::: TEXT UNDER STUDY :::
9/10- Physiology of Sodium, Water and Volume Flashcards
What is the fluid/water breakdown between the various body compartments?
Water ~ 60% of the total body weight
- 50-60% in males (~40 L)
- 45-50% in females
ICF = 2/3 total water, 26L (40% body weight)
ECF = 1/3 total water, 13L
- Interstitial fluid = 16% (3/4 of ECF)
- Plasma = 4% (1/4 of ICF)
Principles of water balance and solute distribution (what maintains gradient; osmolarity between chambers, role of albumin…)
- Water is in steady state equilibrium between ECF and ICF
- Solute distribution results from action of Na-K-ATPase (Na in ECF, K in ICF)
- Albumin contributes to oncotic pressure and is found mostly in the serum
Describe ion transport of Na-K-ATPase
Pumps 3 Na out and 2 K into the cell
What changes when water is added to ECF?
Water moves from ECF to ICF until the osmolalities are equal
What changes when Na is added to ECF?
Water moves from ICF to ECF until the osmolarities are equal
How is plasma osmolality regulated?
Water balance
- Na and water are independently regulated by systems designed to maintains stable EABV and serum osmolality
How is EABV regulated?
::: DATASET ENTRIES :::
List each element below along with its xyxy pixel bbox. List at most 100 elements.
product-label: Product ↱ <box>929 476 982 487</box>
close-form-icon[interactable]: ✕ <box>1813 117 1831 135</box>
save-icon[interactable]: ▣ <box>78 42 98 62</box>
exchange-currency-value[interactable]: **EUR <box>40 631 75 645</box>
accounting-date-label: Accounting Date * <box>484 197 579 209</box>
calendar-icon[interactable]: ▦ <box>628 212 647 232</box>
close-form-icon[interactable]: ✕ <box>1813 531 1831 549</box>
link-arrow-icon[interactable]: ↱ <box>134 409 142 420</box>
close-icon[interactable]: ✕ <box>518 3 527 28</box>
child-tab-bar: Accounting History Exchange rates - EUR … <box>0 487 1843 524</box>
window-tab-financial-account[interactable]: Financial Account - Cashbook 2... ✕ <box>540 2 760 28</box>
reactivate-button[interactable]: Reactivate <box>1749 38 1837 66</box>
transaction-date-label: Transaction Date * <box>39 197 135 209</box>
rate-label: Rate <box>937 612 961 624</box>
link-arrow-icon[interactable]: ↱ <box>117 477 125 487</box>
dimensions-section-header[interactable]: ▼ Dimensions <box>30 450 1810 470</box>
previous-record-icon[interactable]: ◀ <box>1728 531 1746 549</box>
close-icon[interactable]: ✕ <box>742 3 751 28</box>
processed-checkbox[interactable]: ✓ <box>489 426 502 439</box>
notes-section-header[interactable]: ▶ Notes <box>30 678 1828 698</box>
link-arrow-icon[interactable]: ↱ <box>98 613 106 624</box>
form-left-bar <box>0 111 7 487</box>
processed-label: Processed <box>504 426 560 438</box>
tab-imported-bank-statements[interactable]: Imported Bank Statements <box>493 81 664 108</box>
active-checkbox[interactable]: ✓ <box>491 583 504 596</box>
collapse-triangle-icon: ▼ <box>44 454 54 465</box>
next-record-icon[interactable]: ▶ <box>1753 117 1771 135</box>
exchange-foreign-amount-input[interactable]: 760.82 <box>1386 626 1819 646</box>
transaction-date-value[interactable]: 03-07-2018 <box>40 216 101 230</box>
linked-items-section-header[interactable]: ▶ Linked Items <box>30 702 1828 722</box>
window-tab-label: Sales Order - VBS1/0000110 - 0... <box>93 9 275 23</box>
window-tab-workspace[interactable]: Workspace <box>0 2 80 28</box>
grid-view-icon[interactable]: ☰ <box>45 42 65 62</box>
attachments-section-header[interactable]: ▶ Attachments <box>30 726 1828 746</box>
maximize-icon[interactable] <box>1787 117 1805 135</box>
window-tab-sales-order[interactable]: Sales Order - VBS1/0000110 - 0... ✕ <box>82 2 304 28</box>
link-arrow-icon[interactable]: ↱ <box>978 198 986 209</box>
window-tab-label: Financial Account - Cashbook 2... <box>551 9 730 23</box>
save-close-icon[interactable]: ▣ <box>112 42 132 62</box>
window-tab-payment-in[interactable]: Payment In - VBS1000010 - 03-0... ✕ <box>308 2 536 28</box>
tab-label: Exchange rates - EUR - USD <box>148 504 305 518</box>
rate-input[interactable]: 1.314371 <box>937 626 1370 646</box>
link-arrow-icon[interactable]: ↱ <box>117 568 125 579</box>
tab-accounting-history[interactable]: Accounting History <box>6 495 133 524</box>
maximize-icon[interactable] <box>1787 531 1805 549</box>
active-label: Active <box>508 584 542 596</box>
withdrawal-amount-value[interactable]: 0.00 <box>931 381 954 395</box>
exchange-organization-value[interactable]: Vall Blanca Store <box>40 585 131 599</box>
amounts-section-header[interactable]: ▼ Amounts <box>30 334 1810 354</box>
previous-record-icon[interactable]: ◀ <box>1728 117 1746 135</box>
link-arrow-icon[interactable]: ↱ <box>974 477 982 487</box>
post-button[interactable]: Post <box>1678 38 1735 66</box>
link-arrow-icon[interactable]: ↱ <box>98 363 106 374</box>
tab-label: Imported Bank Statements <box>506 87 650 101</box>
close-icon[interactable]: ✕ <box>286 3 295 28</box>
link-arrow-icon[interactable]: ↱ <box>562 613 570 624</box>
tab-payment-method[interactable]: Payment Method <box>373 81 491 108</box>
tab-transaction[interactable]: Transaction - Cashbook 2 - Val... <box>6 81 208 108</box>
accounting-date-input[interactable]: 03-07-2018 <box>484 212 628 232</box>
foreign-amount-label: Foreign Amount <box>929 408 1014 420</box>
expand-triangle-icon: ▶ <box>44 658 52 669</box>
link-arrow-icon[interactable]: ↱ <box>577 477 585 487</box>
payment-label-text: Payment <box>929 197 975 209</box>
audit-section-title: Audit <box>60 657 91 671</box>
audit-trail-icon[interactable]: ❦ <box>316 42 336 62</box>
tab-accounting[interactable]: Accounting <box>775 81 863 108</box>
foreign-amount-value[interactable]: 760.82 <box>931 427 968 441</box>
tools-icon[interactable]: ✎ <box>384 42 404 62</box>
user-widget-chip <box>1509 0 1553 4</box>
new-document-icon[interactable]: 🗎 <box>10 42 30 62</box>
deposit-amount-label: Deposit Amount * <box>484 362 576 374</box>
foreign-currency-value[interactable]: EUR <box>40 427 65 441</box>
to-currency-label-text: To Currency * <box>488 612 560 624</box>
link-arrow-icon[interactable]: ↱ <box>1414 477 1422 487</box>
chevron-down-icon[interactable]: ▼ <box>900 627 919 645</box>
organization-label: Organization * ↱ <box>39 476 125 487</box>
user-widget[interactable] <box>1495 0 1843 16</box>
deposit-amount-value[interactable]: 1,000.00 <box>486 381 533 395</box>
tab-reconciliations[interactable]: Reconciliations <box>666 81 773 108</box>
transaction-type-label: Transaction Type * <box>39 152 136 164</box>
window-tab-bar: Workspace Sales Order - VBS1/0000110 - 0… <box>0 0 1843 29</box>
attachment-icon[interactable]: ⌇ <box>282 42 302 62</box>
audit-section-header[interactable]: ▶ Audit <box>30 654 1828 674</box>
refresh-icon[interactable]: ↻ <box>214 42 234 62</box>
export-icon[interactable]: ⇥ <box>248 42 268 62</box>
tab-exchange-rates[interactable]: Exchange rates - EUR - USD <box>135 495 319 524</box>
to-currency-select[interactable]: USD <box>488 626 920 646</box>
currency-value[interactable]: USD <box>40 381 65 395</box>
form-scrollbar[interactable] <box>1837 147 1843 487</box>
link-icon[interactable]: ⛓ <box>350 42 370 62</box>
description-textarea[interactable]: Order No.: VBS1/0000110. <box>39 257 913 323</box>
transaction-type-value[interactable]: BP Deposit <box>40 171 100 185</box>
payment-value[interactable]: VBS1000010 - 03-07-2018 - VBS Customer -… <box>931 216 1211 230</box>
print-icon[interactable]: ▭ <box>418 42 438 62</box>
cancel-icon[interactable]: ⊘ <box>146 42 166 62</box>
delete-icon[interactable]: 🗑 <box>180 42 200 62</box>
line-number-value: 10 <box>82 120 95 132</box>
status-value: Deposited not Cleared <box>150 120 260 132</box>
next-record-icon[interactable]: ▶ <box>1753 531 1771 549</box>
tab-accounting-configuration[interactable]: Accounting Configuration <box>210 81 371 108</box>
:::
* **TASK DIRECTIONS**
According to the flashcards on sodium, water and volume physiology, what ion transport does the Na-K-ATPase carry out? The records are separate material and have no connection to the flashcards.

* **RESPONSE TO THIS TASK**
It pumps 3 Na out of the cell and 2 K into the cell.